PROBLEM STATEMENT:
Of all the lines in the material, how many include the word "System"? Reply with the number alone.

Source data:
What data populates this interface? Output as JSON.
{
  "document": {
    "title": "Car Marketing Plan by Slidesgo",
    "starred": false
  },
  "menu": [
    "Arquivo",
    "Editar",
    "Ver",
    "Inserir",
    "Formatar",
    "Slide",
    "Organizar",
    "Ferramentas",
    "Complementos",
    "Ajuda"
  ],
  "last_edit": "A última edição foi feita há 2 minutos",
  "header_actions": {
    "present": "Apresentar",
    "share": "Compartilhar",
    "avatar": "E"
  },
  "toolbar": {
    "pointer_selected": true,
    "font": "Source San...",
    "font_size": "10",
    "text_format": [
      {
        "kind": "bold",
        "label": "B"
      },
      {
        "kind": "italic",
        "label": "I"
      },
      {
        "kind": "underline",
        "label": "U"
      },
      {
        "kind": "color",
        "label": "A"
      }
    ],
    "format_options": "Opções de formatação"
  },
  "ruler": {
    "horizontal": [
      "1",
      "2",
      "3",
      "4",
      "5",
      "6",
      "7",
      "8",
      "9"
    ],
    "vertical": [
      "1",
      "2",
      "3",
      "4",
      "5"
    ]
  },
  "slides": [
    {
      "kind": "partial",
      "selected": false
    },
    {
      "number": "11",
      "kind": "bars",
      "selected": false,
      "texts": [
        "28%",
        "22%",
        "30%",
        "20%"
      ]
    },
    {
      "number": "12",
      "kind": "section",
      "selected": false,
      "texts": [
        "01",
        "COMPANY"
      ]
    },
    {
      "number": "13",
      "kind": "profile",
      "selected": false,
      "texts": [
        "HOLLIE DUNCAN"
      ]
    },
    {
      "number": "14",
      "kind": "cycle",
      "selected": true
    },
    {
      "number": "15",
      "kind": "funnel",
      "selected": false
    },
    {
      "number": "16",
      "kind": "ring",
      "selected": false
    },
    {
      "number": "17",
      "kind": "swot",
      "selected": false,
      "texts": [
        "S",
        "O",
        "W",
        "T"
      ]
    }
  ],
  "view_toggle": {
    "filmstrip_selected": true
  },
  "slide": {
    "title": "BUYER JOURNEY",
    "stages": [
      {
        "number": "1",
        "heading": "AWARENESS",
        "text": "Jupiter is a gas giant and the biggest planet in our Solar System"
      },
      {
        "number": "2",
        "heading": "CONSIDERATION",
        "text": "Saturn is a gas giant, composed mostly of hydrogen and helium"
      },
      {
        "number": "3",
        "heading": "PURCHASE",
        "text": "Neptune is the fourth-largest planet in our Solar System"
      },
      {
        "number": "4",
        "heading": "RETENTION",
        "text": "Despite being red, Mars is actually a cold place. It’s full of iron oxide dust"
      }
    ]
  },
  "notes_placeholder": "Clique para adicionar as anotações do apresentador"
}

THE OUTPUT:
2